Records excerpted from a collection
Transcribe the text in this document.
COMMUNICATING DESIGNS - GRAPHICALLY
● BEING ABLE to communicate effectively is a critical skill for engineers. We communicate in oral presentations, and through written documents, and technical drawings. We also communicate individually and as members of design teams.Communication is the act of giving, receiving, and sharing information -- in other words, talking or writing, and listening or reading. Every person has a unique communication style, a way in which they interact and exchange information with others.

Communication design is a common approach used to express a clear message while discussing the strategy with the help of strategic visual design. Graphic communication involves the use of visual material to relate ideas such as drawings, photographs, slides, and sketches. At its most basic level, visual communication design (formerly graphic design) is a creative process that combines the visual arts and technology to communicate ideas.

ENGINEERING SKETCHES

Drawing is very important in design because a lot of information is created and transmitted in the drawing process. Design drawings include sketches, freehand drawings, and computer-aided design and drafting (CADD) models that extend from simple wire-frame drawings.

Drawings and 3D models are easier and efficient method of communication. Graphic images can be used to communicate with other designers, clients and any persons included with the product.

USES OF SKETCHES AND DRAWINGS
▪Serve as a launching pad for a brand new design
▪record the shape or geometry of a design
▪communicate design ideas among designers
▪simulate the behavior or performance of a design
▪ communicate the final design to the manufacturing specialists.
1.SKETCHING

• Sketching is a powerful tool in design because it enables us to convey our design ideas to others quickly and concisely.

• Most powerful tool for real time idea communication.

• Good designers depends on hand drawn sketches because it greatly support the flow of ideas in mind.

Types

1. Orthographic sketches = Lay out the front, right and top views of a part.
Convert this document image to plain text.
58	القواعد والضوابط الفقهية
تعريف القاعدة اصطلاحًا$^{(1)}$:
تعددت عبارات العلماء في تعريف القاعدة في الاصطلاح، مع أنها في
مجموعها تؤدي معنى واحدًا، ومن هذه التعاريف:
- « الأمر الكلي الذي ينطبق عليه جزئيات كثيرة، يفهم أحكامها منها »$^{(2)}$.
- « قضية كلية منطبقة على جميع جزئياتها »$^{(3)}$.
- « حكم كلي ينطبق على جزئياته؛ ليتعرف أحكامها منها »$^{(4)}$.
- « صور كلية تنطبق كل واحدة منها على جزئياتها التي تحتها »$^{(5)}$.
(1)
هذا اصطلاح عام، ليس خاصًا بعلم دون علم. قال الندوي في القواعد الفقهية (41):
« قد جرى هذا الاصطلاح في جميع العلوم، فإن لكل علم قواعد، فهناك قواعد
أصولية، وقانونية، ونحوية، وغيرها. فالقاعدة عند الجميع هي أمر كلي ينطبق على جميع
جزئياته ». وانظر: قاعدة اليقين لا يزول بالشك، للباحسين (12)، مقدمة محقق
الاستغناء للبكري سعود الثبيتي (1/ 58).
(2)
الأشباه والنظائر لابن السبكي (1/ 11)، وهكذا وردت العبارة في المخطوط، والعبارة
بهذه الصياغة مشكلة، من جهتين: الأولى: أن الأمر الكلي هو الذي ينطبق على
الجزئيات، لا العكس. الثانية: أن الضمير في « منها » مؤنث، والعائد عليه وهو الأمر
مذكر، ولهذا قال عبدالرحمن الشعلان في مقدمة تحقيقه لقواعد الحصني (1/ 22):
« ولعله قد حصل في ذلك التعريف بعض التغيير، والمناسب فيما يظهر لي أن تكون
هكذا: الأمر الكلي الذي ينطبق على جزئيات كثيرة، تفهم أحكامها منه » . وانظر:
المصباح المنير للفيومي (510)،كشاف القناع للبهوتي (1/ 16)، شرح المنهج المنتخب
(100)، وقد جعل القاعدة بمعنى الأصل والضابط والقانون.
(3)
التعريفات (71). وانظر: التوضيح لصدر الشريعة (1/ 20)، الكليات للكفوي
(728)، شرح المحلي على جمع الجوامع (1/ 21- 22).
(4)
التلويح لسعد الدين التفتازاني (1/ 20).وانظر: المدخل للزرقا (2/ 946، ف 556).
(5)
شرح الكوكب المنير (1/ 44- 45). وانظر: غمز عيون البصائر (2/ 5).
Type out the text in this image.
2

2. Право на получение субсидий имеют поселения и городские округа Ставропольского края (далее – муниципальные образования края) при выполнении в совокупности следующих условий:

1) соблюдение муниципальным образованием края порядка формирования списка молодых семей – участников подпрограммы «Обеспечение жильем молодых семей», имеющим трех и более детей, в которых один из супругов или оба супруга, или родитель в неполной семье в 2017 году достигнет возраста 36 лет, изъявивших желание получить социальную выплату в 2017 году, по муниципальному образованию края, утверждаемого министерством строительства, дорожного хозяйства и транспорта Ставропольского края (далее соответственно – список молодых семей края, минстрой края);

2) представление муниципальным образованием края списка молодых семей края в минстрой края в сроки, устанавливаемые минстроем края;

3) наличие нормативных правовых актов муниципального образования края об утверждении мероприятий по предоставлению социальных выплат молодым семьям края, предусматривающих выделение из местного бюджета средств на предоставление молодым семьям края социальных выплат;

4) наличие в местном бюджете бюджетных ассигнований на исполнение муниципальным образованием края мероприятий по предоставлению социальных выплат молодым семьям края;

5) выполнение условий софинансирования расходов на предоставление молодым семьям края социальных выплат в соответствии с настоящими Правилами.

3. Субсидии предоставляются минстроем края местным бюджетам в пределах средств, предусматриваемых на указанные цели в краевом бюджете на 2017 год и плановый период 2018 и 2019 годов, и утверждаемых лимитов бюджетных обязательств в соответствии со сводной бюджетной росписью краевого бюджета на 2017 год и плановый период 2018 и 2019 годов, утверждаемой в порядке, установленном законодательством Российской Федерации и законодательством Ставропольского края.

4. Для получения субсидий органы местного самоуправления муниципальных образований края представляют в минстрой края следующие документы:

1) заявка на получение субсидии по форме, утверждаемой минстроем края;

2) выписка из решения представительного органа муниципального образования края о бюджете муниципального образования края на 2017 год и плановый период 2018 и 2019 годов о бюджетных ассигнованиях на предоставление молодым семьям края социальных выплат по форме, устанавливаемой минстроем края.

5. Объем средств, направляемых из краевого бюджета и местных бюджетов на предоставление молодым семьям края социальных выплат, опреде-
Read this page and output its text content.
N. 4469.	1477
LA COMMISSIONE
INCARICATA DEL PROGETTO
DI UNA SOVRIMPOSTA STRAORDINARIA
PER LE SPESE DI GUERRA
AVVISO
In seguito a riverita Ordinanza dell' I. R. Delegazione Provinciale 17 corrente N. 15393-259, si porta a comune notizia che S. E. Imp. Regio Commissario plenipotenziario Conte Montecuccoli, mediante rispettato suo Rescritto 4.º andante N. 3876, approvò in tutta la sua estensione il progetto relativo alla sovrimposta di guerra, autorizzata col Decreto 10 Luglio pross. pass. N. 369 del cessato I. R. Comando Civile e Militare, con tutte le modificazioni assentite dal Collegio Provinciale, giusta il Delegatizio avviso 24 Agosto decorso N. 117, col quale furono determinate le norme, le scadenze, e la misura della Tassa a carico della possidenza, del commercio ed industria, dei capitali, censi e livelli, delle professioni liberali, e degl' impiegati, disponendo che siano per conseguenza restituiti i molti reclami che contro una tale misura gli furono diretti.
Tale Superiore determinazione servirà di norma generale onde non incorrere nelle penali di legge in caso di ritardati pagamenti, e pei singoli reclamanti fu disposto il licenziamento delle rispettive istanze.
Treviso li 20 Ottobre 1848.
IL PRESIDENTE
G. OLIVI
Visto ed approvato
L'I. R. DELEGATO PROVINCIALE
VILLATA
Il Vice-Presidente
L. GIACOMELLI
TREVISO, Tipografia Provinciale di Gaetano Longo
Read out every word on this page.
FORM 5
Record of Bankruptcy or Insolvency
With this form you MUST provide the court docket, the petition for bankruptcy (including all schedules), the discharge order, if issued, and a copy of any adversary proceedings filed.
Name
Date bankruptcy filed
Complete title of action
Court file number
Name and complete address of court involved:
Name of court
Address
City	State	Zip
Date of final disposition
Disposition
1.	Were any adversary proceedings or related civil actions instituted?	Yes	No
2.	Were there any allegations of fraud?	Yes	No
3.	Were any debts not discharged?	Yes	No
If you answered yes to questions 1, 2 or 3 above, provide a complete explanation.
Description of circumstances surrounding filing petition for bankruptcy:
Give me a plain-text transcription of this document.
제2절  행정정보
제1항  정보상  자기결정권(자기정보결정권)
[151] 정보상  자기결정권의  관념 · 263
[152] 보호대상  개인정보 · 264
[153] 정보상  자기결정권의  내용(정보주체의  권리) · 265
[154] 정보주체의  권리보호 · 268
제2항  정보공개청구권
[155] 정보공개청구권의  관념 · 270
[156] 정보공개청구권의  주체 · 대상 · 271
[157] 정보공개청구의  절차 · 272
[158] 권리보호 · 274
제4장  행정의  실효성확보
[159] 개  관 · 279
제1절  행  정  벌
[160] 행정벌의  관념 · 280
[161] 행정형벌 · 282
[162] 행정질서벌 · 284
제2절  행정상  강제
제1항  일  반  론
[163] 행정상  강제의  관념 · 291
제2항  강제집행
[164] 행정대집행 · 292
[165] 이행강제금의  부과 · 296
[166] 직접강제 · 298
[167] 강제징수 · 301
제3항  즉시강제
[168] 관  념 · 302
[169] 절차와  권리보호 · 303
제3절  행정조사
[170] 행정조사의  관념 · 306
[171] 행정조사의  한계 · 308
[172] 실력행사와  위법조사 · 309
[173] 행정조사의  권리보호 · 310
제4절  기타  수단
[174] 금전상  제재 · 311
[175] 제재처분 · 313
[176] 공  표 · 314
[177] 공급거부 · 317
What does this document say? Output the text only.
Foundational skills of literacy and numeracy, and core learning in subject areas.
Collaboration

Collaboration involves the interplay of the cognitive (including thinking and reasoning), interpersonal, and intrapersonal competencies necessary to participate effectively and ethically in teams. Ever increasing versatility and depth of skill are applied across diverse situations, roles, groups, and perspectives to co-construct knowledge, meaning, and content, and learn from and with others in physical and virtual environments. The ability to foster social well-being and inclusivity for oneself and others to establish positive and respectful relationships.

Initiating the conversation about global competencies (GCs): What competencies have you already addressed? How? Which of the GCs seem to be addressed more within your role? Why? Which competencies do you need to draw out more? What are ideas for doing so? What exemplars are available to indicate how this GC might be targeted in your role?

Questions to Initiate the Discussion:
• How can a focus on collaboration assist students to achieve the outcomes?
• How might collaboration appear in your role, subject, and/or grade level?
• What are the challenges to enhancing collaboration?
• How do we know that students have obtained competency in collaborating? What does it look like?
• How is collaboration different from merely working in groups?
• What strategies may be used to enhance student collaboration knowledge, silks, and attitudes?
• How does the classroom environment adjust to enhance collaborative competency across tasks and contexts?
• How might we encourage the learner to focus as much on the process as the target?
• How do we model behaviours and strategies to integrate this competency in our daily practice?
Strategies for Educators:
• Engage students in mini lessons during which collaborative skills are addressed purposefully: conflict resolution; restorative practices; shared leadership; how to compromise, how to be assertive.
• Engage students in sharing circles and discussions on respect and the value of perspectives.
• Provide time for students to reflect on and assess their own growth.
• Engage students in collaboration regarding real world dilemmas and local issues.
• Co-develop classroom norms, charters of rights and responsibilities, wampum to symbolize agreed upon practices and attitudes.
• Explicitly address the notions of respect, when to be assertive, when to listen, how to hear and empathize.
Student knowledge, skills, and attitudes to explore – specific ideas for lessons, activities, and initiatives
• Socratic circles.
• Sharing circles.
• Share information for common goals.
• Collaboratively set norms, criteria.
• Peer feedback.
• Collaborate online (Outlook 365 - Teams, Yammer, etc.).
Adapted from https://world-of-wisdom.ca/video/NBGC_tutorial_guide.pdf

- AIM OF THE TASK
From the listing, copy each line containing the word "adversary".

- RESULT BELOW
With this form you MUST provide the court docket, the petition for bankruptcy (including all schedules), the discharge order, if issued, and a copy of any adversary proceedings filed.
1.	Were any adversary proceedings or related civil actions instituted?	Yes	No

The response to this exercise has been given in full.